(TASK GOAL):
Filter the data for lines with the word "this", then copy every line so identified.

(RECORDS FOR PROCESSING):
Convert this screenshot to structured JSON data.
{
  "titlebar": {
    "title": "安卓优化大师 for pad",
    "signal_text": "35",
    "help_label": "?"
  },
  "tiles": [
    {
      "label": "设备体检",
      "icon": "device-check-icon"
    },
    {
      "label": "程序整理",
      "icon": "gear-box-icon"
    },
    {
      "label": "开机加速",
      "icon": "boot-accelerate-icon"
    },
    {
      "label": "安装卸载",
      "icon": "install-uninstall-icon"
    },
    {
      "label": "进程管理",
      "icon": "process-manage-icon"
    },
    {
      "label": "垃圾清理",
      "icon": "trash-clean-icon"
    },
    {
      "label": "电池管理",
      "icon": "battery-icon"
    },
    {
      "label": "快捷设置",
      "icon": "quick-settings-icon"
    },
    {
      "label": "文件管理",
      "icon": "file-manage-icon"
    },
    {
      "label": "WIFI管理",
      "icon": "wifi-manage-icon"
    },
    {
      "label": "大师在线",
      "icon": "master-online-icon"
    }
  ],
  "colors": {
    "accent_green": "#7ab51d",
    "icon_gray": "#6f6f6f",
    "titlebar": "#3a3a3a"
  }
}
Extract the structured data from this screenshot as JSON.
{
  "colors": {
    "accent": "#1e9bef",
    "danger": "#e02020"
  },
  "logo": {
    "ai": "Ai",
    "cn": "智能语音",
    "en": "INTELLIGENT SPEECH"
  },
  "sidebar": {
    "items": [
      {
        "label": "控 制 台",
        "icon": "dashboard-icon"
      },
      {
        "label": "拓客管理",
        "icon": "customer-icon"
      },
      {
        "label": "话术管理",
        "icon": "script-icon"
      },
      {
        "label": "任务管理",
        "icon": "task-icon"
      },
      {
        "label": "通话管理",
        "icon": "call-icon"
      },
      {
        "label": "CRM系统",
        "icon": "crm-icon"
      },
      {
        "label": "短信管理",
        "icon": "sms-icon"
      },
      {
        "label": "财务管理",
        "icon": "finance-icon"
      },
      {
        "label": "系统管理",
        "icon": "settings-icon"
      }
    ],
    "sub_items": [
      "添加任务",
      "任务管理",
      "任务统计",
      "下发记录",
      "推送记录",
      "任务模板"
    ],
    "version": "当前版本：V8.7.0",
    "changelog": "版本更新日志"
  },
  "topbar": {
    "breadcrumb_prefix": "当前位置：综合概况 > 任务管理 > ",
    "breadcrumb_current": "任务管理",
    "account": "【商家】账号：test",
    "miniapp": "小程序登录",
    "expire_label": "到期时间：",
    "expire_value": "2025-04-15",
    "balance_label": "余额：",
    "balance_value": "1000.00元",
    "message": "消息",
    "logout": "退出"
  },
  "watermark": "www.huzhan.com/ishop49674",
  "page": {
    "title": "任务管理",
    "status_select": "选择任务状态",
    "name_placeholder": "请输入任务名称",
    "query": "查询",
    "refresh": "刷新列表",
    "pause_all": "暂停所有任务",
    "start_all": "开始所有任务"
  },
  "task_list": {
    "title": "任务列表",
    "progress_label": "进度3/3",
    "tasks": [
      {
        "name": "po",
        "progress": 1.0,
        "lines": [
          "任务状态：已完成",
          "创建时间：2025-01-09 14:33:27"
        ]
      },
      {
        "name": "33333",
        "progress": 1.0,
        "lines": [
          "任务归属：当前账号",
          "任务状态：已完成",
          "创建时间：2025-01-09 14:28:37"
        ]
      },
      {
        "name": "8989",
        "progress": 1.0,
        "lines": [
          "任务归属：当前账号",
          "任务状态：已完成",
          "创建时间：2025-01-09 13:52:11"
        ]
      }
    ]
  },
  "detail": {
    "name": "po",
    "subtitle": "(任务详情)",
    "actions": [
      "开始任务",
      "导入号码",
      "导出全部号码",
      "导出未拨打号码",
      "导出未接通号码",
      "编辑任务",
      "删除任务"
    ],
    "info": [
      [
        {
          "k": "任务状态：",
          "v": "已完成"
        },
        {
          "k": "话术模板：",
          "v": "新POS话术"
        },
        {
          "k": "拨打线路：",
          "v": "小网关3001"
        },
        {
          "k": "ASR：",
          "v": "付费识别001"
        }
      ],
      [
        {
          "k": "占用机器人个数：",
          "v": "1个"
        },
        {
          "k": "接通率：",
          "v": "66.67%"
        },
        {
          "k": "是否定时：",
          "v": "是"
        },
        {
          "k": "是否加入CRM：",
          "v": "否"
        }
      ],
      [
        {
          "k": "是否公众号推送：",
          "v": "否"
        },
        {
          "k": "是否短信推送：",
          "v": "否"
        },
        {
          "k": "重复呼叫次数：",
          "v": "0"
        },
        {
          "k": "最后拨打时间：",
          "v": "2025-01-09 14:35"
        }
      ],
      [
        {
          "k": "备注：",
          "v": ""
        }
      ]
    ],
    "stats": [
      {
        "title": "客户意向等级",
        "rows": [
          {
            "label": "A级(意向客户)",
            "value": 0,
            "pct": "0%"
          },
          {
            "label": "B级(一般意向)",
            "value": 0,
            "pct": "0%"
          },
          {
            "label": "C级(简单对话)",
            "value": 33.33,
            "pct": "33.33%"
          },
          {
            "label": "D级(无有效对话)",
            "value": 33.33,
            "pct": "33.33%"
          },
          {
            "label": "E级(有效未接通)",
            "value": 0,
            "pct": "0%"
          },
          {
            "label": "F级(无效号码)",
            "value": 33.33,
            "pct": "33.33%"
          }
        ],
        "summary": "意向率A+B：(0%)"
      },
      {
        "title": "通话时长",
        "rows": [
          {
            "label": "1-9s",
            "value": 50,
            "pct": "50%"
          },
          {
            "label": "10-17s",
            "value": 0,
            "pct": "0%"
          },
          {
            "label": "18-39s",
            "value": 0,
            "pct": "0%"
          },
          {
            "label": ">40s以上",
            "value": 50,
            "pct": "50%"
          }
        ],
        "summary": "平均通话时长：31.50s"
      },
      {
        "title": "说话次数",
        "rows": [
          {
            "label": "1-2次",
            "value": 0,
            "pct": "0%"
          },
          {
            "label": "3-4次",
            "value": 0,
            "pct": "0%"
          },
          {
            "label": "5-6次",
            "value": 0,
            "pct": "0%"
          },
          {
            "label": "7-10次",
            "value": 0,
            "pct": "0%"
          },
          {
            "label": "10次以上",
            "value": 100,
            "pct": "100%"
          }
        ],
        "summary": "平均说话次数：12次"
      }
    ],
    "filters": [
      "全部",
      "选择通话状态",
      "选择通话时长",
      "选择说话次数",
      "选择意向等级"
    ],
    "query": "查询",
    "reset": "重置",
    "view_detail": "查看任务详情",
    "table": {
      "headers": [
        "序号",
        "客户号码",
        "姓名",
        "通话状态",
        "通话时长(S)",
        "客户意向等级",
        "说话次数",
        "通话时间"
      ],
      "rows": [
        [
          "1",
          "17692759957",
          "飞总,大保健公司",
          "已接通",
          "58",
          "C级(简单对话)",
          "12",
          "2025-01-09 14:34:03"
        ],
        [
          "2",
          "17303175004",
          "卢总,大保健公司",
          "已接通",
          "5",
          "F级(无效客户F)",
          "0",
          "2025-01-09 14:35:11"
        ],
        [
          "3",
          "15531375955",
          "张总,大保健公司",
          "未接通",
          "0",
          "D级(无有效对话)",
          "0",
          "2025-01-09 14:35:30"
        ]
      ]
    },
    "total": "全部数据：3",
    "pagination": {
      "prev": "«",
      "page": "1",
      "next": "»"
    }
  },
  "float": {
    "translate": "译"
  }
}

(RESPONSE BELOW):
Convert this screenshot to structured JSON data.
Extract the structured data from this screenshot as JSON.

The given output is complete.